- [WRITTEN INSTRUCTION]
Make an exact copy of the records, with the pictures left out.
------ RECORDS FOR THE TASK ------
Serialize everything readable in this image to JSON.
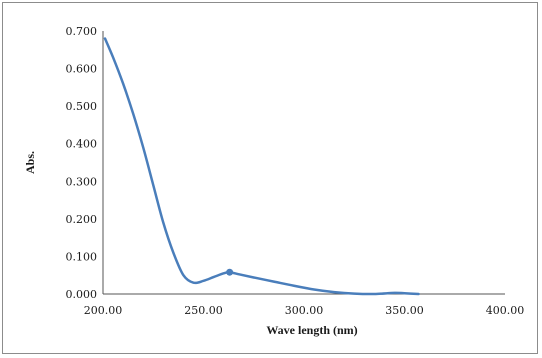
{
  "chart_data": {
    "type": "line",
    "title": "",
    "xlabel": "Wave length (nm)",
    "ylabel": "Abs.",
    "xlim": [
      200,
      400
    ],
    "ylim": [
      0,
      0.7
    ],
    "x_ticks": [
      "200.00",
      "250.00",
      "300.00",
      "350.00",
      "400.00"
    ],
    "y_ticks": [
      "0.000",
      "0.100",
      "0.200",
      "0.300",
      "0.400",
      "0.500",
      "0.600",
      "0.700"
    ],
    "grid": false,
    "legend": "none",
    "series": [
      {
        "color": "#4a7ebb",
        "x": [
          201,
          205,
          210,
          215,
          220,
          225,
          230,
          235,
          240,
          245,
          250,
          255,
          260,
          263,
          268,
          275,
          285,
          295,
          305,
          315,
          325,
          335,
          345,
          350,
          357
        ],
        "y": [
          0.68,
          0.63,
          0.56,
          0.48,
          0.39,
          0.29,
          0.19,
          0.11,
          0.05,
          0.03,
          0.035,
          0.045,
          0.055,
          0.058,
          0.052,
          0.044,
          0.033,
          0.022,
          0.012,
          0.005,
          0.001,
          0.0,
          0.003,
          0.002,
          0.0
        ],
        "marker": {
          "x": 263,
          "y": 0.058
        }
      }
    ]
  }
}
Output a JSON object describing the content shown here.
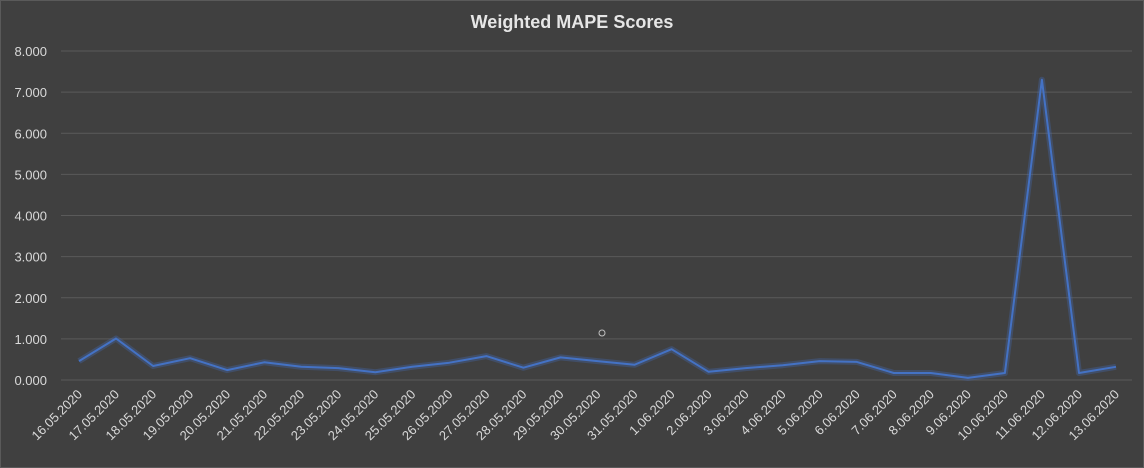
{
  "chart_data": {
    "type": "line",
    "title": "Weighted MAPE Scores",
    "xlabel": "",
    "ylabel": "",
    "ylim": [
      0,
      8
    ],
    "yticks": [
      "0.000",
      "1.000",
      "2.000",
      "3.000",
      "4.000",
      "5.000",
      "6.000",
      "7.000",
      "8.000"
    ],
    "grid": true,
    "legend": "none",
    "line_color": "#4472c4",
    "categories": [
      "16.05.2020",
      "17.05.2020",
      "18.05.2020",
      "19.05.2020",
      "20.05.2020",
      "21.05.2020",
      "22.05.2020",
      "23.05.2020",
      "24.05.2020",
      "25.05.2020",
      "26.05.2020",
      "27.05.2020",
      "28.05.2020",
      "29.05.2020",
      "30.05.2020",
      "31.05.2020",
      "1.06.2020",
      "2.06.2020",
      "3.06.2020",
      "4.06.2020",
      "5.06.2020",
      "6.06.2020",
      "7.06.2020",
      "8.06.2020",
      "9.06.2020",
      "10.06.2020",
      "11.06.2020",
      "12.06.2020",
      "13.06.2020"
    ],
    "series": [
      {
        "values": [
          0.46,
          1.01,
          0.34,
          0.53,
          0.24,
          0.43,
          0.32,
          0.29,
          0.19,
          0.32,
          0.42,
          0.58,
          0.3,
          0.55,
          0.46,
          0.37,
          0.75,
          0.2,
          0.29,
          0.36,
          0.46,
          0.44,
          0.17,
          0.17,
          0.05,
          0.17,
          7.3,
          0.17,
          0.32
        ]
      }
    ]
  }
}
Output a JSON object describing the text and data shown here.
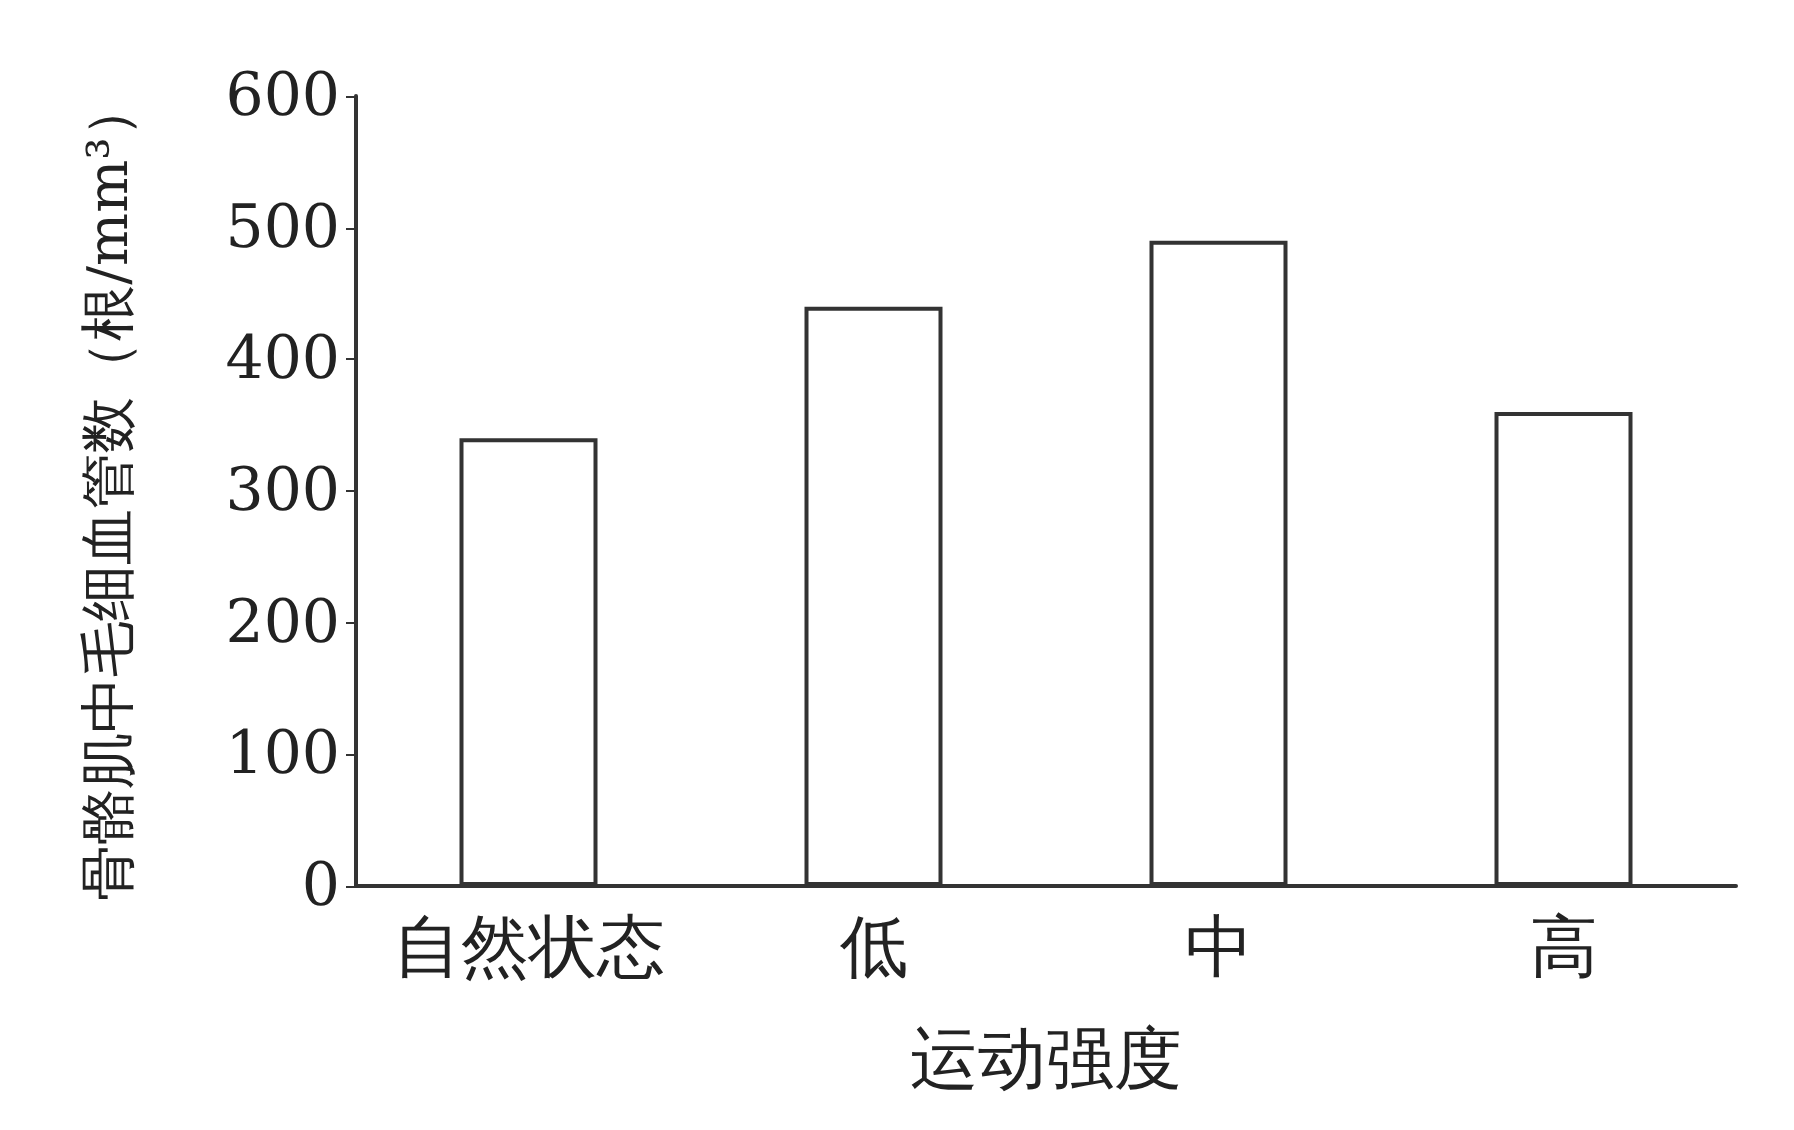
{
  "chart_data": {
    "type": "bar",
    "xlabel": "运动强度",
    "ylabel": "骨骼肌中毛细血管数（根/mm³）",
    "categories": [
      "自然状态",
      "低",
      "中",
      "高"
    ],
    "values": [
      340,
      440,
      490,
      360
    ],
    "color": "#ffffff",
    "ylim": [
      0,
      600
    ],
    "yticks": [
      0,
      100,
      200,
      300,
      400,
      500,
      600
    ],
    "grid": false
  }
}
------
- [ANSWER TO THE EXERCISE]
Serialize everything readable in this image to JSON.
{
  "chart_data": {
    "type": "line",
    "title": "",
    "xlabel": "Wave length (nm)",
    "ylabel": "Abs.",
    "xlim": [
      200,
      400
    ],
    "ylim": [
      0,
      0.7
    ],
    "x_ticks": [
      "200.00",
      "250.00",
      "300.00",
      "350.00",
      "400.00"
    ],
    "y_ticks": [
      "0.000",
      "0.100",
      "0.200",
      "0.300",
      "0.400",
      "0.500",
      "0.600",
      "0.700"
    ],
    "grid": false,
    "legend": "none",
    "series": [
      {
        "color": "#4a7ebb",
        "x": [
          201,
          205,
          210,
          215,
          220,
          225,
          230,
          235,
          240,
          245,
          250,
          255,
          260,
          263,
          268,
          275,
          285,
          295,
          305,
          315,
          325,
          335,
          345,
          350,
          357
        ],
        "y": [
          0.68,
          0.63,
          0.56,
          0.48,
          0.39,
          0.29,
          0.19,
          0.11,
          0.05,
          0.03,
          0.035,
          0.045,
          0.055,
          0.058,
          0.052,
          0.044,
          0.033,
          0.022,
          0.012,
          0.005,
          0.001,
          0.0,
          0.003,
          0.002,
          0.0
        ],
        "marker": {
          "x": 263,
          "y": 0.058
        }
      }
    ]
  }
}
Output a JSON object describing the content shown here.
{
  "chart_data": {
    "type": "line",
    "title": "Weighted MAPE Scores",
    "xlabel": "",
    "ylabel": "",
    "ylim": [
      0,
      8
    ],
    "yticks": [
      "0.000",
      "1.000",
      "2.000",
      "3.000",
      "4.000",
      "5.000",
      "6.000",
      "7.000",
      "8.000"
    ],
    "grid": true,
    "legend": "none",
    "line_color": "#4472c4",
    "categories": [
      "16.05.2020",
      "17.05.2020",
      "18.05.2020",
      "19.05.2020",
      "20.05.2020",
      "21.05.2020",
      "22.05.2020",
      "23.05.2020",
      "24.05.2020",
      "25.05.2020",
      "26.05.2020",
      "27.05.2020",
      "28.05.2020",
      "29.05.2020",
      "30.05.2020",
      "31.05.2020",
      "1.06.2020",
      "2.06.2020",
      "3.06.2020",
      "4.06.2020",
      "5.06.2020",
      "6.06.2020",
      "7.06.2020",
      "8.06.2020",
      "9.06.2020",
      "10.06.2020",
      "11.06.2020",
      "12.06.2020",
      "13.06.2020"
    ],
    "series": [
      {
        "values": [
          0.46,
          1.01,
          0.34,
          0.53,
          0.24,
          0.43,
          0.32,
          0.29,
          0.19,
          0.32,
          0.42,
          0.58,
          0.3,
          0.55,
          0.46,
          0.37,
          0.75,
          0.2,
          0.29,
          0.36,
          0.46,
          0.44,
          0.17,
          0.17,
          0.05,
          0.17,
          7.3,
          0.17,
          0.32
        ]
      }
    ]
  }
}
Output a JSON object describing the text and data shown here.
{
  "chart_data": {
    "type": "bar",
    "xlabel": "运动强度",
    "ylabel": "骨骼肌中毛细血管数（根/mm³）",
    "categories": [
      "自然状态",
      "低",
      "中",
      "高"
    ],
    "values": [
      340,
      440,
      490,
      360
    ],
    "color": "#ffffff",
    "ylim": [
      0,
      600
    ],
    "yticks": [
      0,
      100,
      200,
      300,
      400,
      500,
      600
    ],
    "grid": false
  }
}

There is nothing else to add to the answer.